What is asked =
Reproduce each line from the records that holds "this".

__________________________________________________

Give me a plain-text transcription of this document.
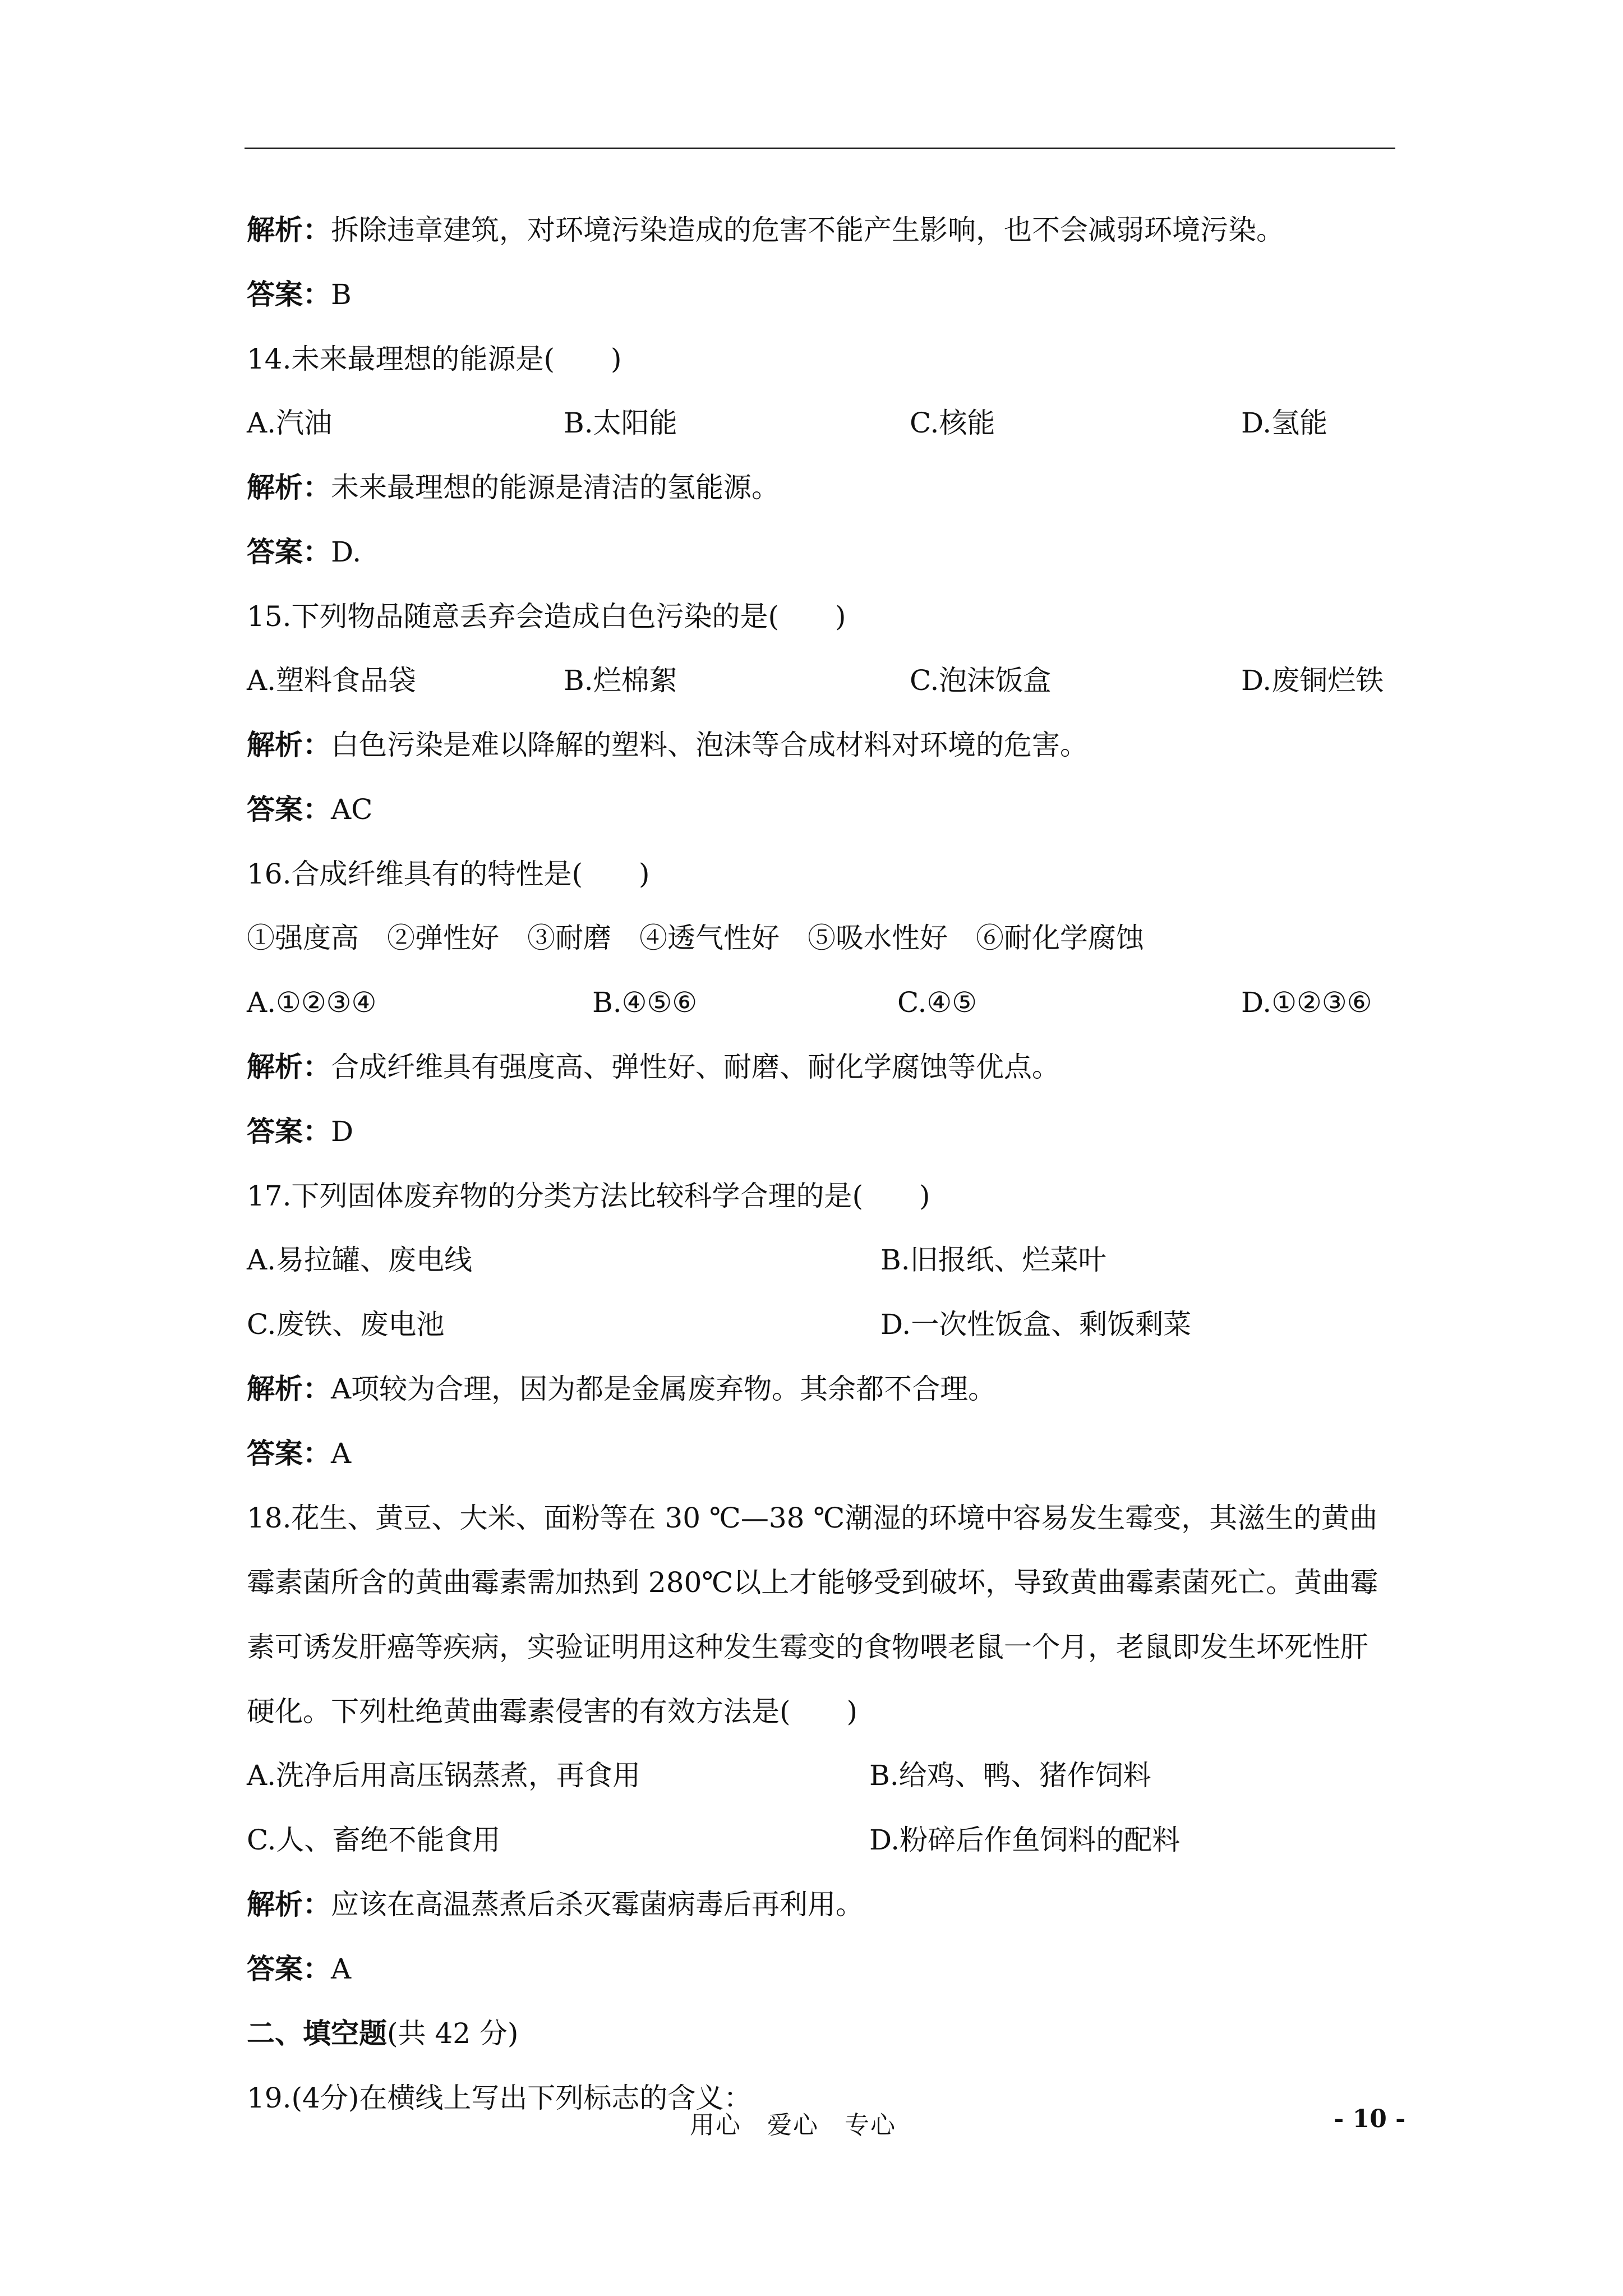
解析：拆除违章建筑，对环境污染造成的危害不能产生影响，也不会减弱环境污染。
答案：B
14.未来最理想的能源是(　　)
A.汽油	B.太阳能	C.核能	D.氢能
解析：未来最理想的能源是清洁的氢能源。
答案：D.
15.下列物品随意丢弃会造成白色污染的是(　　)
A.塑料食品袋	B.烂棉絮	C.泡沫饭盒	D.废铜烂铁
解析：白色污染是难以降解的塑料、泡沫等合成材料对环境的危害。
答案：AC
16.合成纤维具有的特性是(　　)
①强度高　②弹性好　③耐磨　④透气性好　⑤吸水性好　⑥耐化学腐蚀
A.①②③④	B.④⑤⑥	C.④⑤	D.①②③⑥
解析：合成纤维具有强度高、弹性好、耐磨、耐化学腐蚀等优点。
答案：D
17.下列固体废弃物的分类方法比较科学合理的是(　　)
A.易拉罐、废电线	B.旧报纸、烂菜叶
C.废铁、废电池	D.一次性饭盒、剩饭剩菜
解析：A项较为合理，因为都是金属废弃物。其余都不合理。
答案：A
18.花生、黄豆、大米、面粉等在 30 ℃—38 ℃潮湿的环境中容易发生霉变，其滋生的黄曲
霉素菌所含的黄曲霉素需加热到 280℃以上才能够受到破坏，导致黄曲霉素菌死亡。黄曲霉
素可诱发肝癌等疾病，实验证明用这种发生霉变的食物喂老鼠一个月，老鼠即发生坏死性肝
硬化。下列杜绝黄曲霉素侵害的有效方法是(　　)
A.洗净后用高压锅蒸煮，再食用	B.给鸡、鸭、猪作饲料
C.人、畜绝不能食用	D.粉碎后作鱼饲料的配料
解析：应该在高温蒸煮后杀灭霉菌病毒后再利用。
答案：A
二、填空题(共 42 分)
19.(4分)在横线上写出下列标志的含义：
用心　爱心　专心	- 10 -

__________________________________________________

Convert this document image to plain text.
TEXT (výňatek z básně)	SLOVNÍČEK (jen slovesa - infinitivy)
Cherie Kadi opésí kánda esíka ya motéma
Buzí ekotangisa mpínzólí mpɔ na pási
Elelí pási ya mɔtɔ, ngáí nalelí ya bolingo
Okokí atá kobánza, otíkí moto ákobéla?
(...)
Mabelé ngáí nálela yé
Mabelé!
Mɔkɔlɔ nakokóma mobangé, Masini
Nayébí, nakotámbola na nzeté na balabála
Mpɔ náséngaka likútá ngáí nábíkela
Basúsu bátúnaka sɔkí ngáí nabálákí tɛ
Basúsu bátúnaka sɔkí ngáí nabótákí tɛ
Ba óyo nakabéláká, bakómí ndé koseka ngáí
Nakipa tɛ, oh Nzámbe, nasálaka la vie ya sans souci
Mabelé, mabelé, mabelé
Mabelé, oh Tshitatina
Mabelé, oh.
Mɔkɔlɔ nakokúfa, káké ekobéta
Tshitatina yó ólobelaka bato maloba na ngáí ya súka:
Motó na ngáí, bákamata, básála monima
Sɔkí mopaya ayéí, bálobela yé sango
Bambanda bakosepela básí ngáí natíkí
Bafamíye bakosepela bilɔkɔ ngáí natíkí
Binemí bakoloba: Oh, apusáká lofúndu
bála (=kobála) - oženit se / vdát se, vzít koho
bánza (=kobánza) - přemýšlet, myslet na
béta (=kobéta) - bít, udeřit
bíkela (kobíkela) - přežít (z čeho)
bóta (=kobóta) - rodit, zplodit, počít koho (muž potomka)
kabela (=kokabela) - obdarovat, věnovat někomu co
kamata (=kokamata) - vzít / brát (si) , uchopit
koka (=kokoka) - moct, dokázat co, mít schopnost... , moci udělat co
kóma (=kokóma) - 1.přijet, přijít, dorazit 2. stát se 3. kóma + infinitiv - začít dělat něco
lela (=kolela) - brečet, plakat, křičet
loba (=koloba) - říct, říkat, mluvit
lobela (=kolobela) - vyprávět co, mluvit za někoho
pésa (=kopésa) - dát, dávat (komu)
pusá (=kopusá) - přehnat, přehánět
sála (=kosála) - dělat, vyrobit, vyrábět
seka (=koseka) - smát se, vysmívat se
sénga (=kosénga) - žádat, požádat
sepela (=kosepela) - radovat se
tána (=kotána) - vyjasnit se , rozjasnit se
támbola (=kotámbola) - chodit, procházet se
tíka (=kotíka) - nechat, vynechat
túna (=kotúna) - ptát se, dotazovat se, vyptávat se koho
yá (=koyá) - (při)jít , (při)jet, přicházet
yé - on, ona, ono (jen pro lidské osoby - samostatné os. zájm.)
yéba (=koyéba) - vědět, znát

__________________________________________________

Exercise answer =
Give me a plain-text transcription of this document.
Convert this document image to plain text.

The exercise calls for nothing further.